[Items listed in a dataset]
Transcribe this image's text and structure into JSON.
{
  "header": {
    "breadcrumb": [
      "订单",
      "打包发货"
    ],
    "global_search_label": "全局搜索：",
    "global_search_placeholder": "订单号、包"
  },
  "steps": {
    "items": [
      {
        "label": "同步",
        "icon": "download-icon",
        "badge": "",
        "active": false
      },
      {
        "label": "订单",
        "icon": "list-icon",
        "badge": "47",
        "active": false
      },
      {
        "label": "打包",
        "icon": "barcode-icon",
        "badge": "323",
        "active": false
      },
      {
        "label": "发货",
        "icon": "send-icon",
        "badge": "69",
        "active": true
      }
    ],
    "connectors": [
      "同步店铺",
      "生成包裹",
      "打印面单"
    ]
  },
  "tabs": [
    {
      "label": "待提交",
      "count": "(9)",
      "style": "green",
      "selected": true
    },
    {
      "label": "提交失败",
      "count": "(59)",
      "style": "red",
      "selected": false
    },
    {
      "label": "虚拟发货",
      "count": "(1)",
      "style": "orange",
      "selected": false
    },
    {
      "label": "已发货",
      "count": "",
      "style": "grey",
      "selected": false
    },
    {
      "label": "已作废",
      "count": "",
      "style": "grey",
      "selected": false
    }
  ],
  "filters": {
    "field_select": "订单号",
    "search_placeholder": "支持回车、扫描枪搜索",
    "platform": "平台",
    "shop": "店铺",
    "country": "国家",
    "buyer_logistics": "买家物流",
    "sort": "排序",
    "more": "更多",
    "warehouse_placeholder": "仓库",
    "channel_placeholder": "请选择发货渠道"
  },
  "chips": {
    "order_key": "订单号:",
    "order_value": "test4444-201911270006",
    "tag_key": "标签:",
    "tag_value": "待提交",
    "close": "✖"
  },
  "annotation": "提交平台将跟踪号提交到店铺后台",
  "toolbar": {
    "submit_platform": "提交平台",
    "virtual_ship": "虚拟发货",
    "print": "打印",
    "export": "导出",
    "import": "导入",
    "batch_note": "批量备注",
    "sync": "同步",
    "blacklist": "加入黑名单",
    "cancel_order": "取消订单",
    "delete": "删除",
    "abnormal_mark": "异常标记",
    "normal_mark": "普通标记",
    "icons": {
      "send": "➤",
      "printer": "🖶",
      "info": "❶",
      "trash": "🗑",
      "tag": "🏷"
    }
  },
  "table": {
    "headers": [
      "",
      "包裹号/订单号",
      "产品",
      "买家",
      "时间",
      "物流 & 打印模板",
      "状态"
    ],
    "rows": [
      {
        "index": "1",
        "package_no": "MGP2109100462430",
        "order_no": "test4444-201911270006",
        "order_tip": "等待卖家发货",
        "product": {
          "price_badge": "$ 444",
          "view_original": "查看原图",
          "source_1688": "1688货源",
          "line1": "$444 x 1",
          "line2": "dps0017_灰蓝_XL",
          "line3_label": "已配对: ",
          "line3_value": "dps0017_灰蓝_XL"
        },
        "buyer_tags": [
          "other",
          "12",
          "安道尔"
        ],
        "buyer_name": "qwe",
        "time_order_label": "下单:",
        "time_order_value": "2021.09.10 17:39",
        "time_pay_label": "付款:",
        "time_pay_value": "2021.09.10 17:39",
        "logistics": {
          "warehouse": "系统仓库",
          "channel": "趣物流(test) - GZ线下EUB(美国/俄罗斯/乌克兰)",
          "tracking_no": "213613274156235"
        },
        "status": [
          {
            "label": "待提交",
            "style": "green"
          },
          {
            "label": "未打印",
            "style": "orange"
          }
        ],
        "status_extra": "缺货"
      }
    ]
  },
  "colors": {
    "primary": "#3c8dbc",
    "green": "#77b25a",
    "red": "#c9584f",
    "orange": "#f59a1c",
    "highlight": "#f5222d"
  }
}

__Written exercise__.
List each line in the listing that contains the string "style".

__Finished task__.
      "style": "green",
      "style": "red",
      "style": "orange",
      "style": "grey",
      "style": "grey",
            "style": "green"
            "style": "orange"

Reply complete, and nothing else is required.